[Short exercise]
Return each line of the data below exactly, omitting any pictures.
**********
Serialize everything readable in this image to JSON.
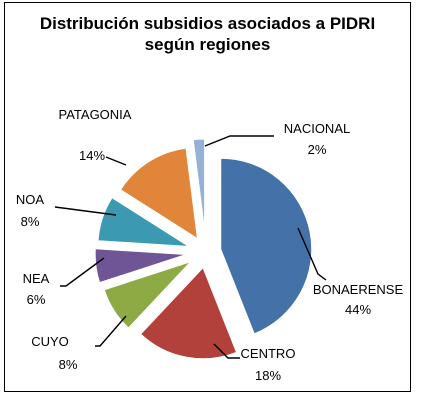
{
  "chart_data": {
    "type": "pie",
    "title_lines": [
      "Distribución  subsidios asociados a PIDRI",
      "según regiones"
    ],
    "slices": [
      {
        "name": "BONAERENSE",
        "value": 44,
        "label": "44%",
        "color": "#4472A8"
      },
      {
        "name": "CENTRO",
        "value": 18,
        "label": "18%",
        "color": "#B2413C"
      },
      {
        "name": "CUYO",
        "value": 8,
        "label": "8%",
        "color": "#8EAA45"
      },
      {
        "name": "NEA",
        "value": 6,
        "label": "6%",
        "color": "#6F5596"
      },
      {
        "name": "NOA",
        "value": 8,
        "label": "8%",
        "color": "#3B9AB1"
      },
      {
        "name": "PATAGONIA",
        "value": 14,
        "label": "14%",
        "color": "#E0853A"
      },
      {
        "name": "NACIONAL",
        "value": 2,
        "label": "2%",
        "color": "#97B0D6"
      }
    ],
    "exploded": true,
    "legend": "none"
  }
}
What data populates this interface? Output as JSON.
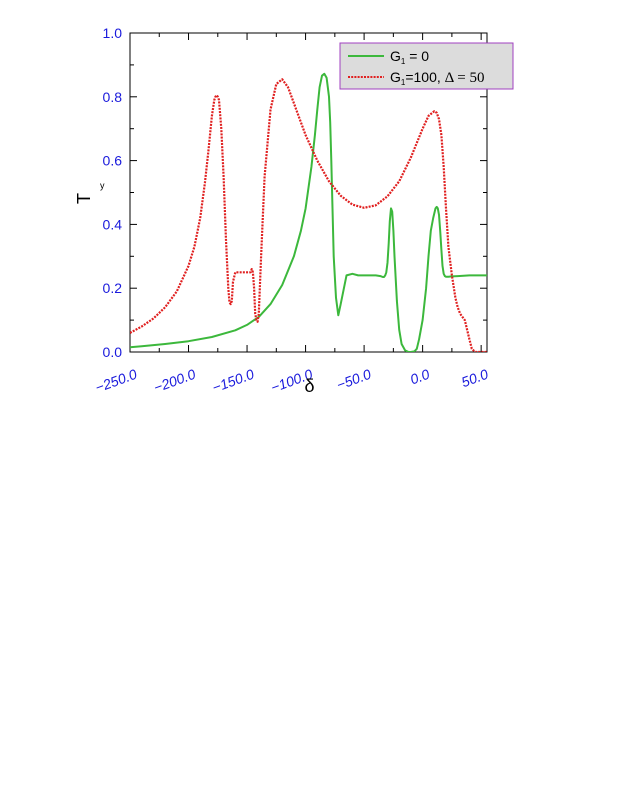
**********
[Solution to this problem]
Serialize everything readable in this image to JSON.
{
  "chart_data": {
    "type": "pie",
    "title_lines": [
      "Distribución  subsidios asociados a PIDRI",
      "según regiones"
    ],
    "slices": [
      {
        "name": "BONAERENSE",
        "value": 44,
        "label": "44%",
        "color": "#4472A8"
      },
      {
        "name": "CENTRO",
        "value": 18,
        "label": "18%",
        "color": "#B2413C"
      },
      {
        "name": "CUYO",
        "value": 8,
        "label": "8%",
        "color": "#8EAA45"
      },
      {
        "name": "NEA",
        "value": 6,
        "label": "6%",
        "color": "#6F5596"
      },
      {
        "name": "NOA",
        "value": 8,
        "label": "8%",
        "color": "#3B9AB1"
      },
      {
        "name": "PATAGONIA",
        "value": 14,
        "label": "14%",
        "color": "#E0853A"
      },
      {
        "name": "NACIONAL",
        "value": 2,
        "label": "2%",
        "color": "#97B0D6"
      }
    ],
    "exploded": true,
    "legend": "none"
  }
}
What data populates this interface? Output as JSON.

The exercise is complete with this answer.